**Short exercise**
The listing below should be copied in full, word for word.

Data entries
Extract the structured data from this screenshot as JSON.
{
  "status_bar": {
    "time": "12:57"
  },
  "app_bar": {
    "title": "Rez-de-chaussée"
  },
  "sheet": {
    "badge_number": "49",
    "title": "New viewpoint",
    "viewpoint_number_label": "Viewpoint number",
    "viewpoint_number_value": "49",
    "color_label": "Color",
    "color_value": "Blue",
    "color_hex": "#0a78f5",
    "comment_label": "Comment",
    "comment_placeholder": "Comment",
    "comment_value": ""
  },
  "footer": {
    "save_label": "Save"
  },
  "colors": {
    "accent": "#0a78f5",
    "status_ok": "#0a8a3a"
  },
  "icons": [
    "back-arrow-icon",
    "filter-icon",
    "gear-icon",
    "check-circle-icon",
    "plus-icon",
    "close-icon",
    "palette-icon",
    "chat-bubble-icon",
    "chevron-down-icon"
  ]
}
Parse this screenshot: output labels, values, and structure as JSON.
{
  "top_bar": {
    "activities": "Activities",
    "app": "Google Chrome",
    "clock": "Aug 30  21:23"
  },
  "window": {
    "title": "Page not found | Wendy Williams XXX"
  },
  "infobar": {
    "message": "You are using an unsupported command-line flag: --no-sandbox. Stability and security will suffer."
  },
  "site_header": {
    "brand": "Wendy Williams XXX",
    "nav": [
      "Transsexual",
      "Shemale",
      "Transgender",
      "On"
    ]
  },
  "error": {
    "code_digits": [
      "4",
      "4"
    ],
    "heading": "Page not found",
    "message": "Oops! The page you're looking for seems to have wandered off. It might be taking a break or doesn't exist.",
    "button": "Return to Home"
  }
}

**Solution to this problem**
Extract the structured data from this screenshot as JSON.
{
  "status_bar": {
    "time": "12:57"
  },
  "app_bar": {
    "title": "Rez-de-chaussée"
  },
  "sheet": {
    "badge_number": "49",
    "title": "New viewpoint",
    "viewpoint_number_label": "Viewpoint number",
    "viewpoint_number_value": "49",
    "color_label": "Color",
    "color_value": "Blue",
    "color_hex": "#0a78f5",
    "comment_label": "Comment",
    "comment_placeholder": "Comment",
    "comment_value": ""
  },
  "footer": {
    "save_label": "Save"
  },
  "colors": {
    "accent": "#0a78f5",
    "status_ok": "#0a8a3a"
  },
  "icons": [
    "back-arrow-icon",
    "filter-icon",
    "gear-icon",
    "check-circle-icon",
    "plus-icon",
    "close-icon",
    "palette-icon",
    "chat-bubble-icon",
    "chevron-down-icon"
  ]
}
Parse this screenshot: output labels, values, and structure as JSON.
{
  "top_bar": {
    "activities": "Activities",
    "app": "Google Chrome",
    "clock": "Aug 30  21:23"
  },
  "window": {
    "title": "Page not found | Wendy Williams XXX"
  },
  "infobar": {
    "message": "You are using an unsupported command-line flag: --no-sandbox. Stability and security will suffer."
  },
  "site_header": {
    "brand": "Wendy Williams XXX",
    "nav": [
      "Transsexual",
      "Shemale",
      "Transgender",
      "On"
    ]
  },
  "error": {
    "code_digits": [
      "4",
      "4"
    ],
    "heading": "Page not found",
    "message": "Oops! The page you're looking for seems to have wandered off. It might be taking a break or doesn't exist.",
    "button": "Return to Home"
  }
}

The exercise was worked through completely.